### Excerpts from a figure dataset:

=======

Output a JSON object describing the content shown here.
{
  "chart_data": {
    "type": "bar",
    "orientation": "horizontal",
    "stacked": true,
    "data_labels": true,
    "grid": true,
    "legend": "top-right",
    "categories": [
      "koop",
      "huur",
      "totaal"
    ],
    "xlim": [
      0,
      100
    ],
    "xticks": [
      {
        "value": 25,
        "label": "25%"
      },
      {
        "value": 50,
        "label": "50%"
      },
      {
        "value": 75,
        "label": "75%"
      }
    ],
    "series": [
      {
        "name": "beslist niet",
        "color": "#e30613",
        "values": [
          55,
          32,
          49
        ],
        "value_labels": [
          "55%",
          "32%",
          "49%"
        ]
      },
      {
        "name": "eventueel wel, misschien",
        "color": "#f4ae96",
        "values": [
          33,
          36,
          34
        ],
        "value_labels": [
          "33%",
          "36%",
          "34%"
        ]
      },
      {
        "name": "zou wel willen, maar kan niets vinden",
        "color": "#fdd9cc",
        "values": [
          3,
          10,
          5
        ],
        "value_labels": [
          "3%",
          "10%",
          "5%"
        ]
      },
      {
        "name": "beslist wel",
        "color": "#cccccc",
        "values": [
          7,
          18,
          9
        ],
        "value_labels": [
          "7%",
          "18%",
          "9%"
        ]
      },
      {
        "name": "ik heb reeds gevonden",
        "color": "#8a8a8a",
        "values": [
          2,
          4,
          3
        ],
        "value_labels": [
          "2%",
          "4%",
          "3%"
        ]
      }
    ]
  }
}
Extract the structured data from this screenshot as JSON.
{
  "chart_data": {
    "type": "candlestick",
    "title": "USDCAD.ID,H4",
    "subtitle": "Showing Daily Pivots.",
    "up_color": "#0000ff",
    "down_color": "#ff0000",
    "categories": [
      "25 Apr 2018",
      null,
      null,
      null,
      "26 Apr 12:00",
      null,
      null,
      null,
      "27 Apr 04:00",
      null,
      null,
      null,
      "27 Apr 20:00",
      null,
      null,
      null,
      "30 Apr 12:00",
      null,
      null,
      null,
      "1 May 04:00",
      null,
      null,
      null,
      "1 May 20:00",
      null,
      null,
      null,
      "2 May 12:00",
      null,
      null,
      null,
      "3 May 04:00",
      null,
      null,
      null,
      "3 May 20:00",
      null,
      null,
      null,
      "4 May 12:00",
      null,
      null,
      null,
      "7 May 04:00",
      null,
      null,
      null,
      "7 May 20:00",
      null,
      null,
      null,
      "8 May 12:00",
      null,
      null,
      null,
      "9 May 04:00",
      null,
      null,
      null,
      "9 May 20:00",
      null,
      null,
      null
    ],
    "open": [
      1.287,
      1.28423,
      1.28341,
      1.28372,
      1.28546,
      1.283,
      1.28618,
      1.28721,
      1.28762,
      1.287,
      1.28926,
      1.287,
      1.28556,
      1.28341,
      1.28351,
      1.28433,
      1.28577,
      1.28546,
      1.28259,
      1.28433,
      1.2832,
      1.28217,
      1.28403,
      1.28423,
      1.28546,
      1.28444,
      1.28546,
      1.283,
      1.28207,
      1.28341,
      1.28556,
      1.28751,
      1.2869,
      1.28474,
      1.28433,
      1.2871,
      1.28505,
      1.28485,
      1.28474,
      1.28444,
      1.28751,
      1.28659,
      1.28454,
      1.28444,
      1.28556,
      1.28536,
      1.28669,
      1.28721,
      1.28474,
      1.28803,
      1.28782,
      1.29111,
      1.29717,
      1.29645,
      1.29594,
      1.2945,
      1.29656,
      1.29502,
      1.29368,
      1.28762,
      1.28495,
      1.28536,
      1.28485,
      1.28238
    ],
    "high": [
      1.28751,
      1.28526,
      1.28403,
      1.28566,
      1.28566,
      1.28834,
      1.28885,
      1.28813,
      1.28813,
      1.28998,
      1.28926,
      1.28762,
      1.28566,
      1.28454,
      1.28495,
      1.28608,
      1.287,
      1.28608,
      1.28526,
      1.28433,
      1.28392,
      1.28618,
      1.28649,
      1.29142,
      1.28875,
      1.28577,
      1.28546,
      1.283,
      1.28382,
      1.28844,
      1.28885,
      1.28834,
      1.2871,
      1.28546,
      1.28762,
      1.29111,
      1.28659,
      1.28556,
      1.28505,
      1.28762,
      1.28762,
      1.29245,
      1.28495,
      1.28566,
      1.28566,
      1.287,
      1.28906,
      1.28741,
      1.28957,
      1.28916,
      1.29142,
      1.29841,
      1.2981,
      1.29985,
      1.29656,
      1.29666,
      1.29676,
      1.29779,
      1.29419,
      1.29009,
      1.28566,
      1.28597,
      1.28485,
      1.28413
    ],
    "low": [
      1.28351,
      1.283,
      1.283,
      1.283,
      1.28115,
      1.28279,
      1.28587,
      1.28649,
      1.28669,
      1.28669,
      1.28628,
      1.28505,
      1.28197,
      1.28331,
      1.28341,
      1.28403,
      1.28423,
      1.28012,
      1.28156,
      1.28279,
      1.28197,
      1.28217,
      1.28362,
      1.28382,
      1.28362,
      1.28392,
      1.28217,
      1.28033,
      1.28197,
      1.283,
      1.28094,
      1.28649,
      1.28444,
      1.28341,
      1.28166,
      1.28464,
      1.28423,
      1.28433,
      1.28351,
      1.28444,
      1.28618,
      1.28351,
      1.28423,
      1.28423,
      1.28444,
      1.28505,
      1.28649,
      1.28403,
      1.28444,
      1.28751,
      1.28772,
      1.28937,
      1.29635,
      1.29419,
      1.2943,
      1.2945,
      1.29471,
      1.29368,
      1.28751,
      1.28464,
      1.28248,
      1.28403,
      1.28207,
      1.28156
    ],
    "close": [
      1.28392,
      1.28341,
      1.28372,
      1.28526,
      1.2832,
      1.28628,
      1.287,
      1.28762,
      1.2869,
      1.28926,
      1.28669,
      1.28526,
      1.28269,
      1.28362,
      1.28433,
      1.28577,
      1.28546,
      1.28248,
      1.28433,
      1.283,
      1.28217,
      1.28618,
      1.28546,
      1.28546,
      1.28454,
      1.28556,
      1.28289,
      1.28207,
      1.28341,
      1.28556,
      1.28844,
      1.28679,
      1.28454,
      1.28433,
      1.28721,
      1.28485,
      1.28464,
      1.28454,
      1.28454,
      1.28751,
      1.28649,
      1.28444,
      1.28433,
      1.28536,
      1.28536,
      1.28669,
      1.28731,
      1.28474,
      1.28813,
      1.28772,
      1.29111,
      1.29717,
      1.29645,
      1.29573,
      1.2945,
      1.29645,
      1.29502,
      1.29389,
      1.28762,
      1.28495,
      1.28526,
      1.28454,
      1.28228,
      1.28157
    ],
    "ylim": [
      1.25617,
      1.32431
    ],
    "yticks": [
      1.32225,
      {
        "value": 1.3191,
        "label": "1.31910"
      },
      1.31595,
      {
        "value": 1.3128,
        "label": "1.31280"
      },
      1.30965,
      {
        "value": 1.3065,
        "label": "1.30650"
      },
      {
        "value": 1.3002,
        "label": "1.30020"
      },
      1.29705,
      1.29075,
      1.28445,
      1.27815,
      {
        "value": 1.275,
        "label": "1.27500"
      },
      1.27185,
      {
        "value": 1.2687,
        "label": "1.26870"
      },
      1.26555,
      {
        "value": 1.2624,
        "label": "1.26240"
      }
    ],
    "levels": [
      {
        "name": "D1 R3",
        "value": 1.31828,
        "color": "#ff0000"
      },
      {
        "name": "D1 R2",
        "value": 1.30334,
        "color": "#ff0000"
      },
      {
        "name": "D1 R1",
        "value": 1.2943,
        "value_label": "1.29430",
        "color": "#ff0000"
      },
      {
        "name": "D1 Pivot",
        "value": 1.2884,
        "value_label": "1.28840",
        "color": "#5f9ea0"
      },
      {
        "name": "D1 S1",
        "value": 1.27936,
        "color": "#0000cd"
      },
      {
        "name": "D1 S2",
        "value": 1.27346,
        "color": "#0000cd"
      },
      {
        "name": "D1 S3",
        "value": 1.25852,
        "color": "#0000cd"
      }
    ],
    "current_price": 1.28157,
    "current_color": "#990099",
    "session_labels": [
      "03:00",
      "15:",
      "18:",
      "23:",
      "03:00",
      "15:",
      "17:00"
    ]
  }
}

=======

Return each full line of the entries that contains the word "name".

### Answer to the task:
        "name": "beslist niet",
        "name": "eventueel wel, misschien",
        "name": "zou wel willen, maar kan niets vinden",
        "name": "beslist wel",
        "name": "ik heb reeds gevonden",
        "name": "D1 R3",
        "name": "D1 R2",
        "name": "D1 R1",
        "name": "D1 Pivot",
        "name": "D1 S1",
        "name": "D1 S2",
        "name": "D1 S3",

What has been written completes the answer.